Identify, in the records below, every line where the string "dolore" appears, and copy each such line.

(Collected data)
■ ■ ■

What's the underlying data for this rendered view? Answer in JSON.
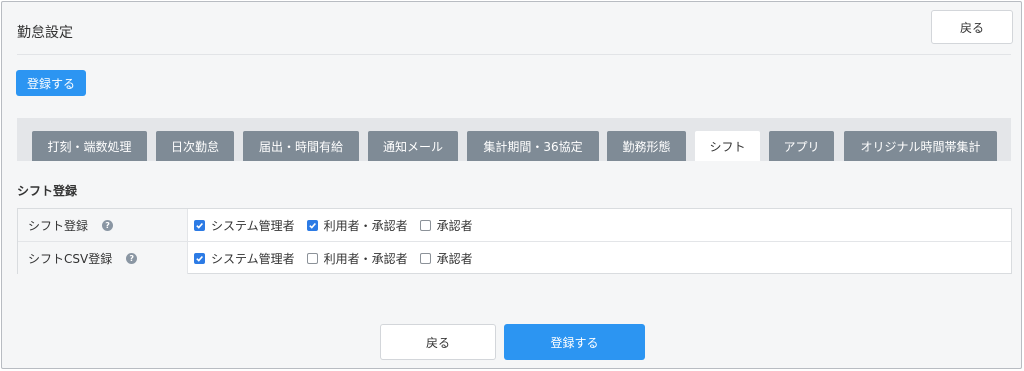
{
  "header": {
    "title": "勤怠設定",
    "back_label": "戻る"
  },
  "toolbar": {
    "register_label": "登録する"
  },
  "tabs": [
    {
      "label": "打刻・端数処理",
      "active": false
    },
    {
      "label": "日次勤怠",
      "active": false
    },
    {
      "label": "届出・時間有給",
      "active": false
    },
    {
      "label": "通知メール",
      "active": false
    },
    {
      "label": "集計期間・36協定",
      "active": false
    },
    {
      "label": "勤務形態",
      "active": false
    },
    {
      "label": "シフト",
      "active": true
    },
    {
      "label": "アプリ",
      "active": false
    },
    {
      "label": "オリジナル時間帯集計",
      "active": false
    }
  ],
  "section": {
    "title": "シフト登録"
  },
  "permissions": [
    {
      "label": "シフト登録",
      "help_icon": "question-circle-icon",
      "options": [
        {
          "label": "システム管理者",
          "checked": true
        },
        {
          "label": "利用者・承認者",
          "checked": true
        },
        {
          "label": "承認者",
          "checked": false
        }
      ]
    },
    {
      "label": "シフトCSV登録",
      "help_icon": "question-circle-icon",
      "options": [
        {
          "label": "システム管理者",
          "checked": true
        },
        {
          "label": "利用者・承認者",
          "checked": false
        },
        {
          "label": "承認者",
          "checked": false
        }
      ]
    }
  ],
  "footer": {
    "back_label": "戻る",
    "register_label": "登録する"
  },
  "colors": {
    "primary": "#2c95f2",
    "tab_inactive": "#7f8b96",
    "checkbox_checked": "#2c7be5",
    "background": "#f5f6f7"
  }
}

■ ■ ■

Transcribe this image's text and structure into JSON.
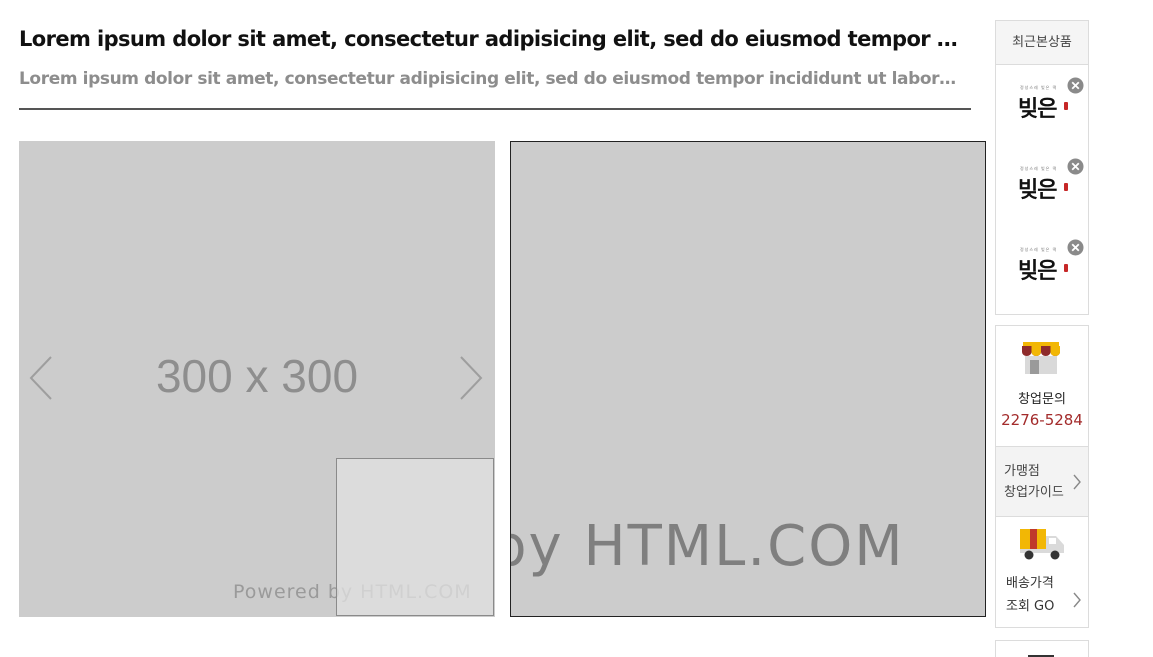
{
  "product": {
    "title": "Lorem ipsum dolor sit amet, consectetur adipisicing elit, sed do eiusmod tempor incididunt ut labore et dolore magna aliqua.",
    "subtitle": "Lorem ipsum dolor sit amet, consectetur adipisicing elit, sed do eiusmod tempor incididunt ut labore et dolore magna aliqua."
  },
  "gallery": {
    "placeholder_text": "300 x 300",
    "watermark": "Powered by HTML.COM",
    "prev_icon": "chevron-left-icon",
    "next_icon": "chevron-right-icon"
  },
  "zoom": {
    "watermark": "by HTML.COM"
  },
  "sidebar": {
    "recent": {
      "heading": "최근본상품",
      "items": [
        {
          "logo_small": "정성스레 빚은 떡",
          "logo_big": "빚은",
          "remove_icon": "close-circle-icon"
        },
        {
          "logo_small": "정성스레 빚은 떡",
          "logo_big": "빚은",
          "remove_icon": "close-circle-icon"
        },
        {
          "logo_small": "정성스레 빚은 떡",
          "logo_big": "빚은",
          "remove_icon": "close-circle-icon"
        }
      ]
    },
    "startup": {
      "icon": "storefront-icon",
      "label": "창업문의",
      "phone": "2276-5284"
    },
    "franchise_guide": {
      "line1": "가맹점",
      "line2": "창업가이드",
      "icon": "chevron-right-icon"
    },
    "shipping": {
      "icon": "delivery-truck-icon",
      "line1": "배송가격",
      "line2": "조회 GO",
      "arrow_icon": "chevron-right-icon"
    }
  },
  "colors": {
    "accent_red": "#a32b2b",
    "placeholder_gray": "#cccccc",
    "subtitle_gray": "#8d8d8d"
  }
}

■ ■ ■

Result for this task
    "title": "Lorem ipsum dolor sit amet, consectetur adipisicing elit, sed do eiusmod tempor incididunt ut labore et dolore magna aliqua.",
    "subtitle": "Lorem ipsum dolor sit amet, consectetur adipisicing elit, sed do eiusmod tempor incididunt ut labore et dolore magna aliqua."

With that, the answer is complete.